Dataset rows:
** BEGIN **
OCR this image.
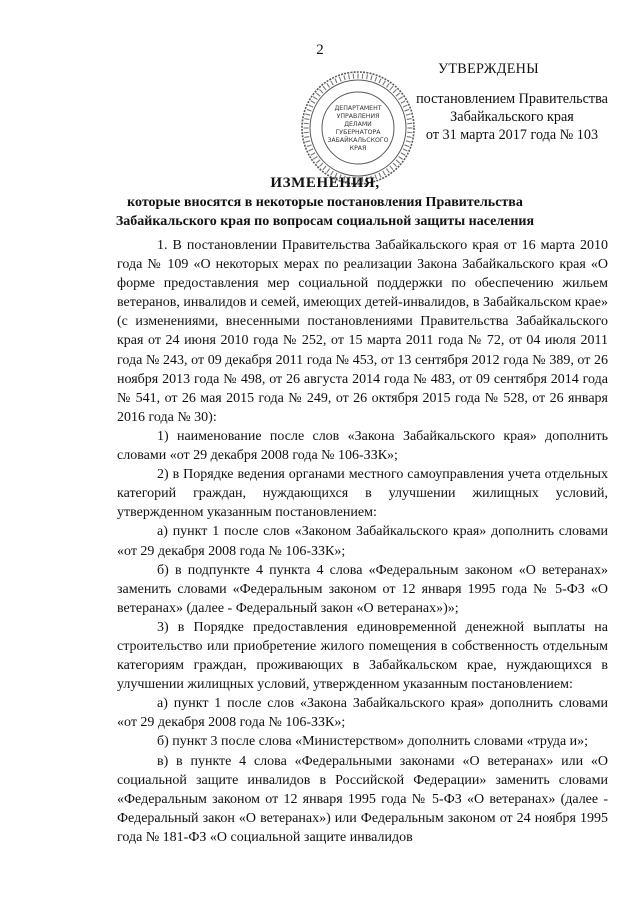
2
ДЕПАРТАМЕНТ
УПРАВЛЕНИЯ
ДЕЛАМИ
ГУБЕРНАТОРА
ЗАБАЙКАЛЬСКОГО
КРАЯ
УТВЕРЖДЕНЫ
постановлением Правительства
Забайкальского края
от 31 марта 2017 года № 103
ИЗМЕНЕНИЯ,
которые вносятся в некоторые постановления Правительства
Забайкальского края по вопросам социальной защиты населения

1. В постановлении Правительства Забайкальского края от 16 марта 2010 года № 109 «О некоторых мерах по реализации Закона Забайкальского края «О форме предоставления мер социальной поддержки по обеспечению жильем ветеранов, инвалидов и семей, имеющих детей-инвалидов, в Забайкальском крае» (с изменениями, внесенными постановлениями Правительства Забайкальского края от 24 июня 2010 года № 252, от 15 марта 2011 года № 72, от 04 июля 2011 года № 243, от 09 декабря 2011 года № 453, от 13 сентября 2012 года № 389, от 26 ноября 2013 года № 498, от 26 августа 2014 года № 483, от 09 сентября 2014 года № 541, от 26 мая 2015 года № 249, от 26 октября 2015 года № 528, от 26 января 2016 года № 30):

1) наименование после слов «Закона Забайкальского края» дополнить словами «от 29 декабря 2008 года № 106-ЗЗК»;

2) в Порядке ведения органами местного самоуправления учета отдельных категорий граждан, нуждающихся в улучшении жилищных условий, утвержденном указанным постановлением:

а) пункт 1 после слов «Законом Забайкальского края» дополнить словами «от 29 декабря 2008 года № 106-ЗЗК»;

б) в подпункте 4 пункта 4 слова «Федеральным законом «О ветеранах» заменить словами «Федеральным законом от 12 января 1995 года № 5-ФЗ «О ветеранах» (далее - Федеральный закон «О ветеранах»)»;

3) в Порядке предоставления единовременной денежной выплаты на строительство или приобретение жилого помещения в собственность отдельным категориям граждан, проживающих в Забайкальском крае, нуждающихся в улучшении жилищных условий, утвержденном указанным постановлением:

а) пункт 1 после слов «Закона Забайкальского края» дополнить словами «от 29 декабря 2008 года № 106-ЗЗК»;

б) пункт 3 после слова «Министерством» дополнить словами «труда и»;

в) в пункте 4 слова «Федеральными законами «О ветеранах» или «О социальной защите инвалидов в Российской Федерации» заменить словами «Федеральным законом от 12 января 1995 года № 5-ФЗ «О ветеранах» (далее - Федеральный закон «О ветеранах») или Федеральным законом от 24 ноября 1995 года № 181-ФЗ «О социальной защите инвалидов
** END **
YOUR TASK: All the lines above are to be reproduced exactly, except the pictures.

EXERCISE ANSWER:
OCR this image.
2
ДЕПАРТАМЕНТ
УПРАВЛЕНИЯ
ДЕЛАМИ
ГУБЕРНАТОРА
ЗАБАЙКАЛЬСКОГО
КРАЯ
УТВЕРЖДЕНЫ
постановлением Правительства
Забайкальского края
от 31 марта 2017 года № 103
ИЗМЕНЕНИЯ,
которые вносятся в некоторые постановления Правительства
Забайкальского края по вопросам социальной защиты населения

1. В постановлении Правительства Забайкальского края от 16 марта 2010 года № 109 «О некоторых мерах по реализации Закона Забайкальского края «О форме предоставления мер социальной поддержки по обеспечению жильем ветеранов, инвалидов и семей, имеющих детей-инвалидов, в Забайкальском крае» (с изменениями, внесенными постановлениями Правительства Забайкальского края от 24 июня 2010 года № 252, от 15 марта 2011 года № 72, от 04 июля 2011 года № 243, от 09 декабря 2011 года № 453, от 13 сентября 2012 года № 389, от 26 ноября 2013 года № 498, от 26 августа 2014 года № 483, от 09 сентября 2014 года № 541, от 26 мая 2015 года № 249, от 26 октября 2015 года № 528, от 26 января 2016 года № 30):

1) наименование после слов «Закона Забайкальского края» дополнить словами «от 29 декабря 2008 года № 106-ЗЗК»;

2) в Порядке ведения органами местного самоуправления учета отдельных категорий граждан, нуждающихся в улучшении жилищных условий, утвержденном указанным постановлением:

а) пункт 1 после слов «Законом Забайкальского края» дополнить словами «от 29 декабря 2008 года № 106-ЗЗК»;

б) в подпункте 4 пункта 4 слова «Федеральным законом «О ветеранах» заменить словами «Федеральным законом от 12 января 1995 года № 5-ФЗ «О ветеранах» (далее - Федеральный закон «О ветеранах»)»;

3) в Порядке предоставления единовременной денежной выплаты на строительство или приобретение жилого помещения в собственность отдельным категориям граждан, проживающих в Забайкальском крае, нуждающихся в улучшении жилищных условий, утвержденном указанным постановлением:

а) пункт 1 после слов «Закона Забайкальского края» дополнить словами «от 29 декабря 2008 года № 106-ЗЗК»;

б) пункт 3 после слова «Министерством» дополнить словами «труда и»;

в) в пункте 4 слова «Федеральными законами «О ветеранах» или «О социальной защите инвалидов в Российской Федерации» заменить словами «Федеральным законом от 12 января 1995 года № 5-ФЗ «О ветеранах» (далее - Федеральный закон «О ветеранах») или Федеральным законом от 24 ноября 1995 года № 181-ФЗ «О социальной защите инвалидов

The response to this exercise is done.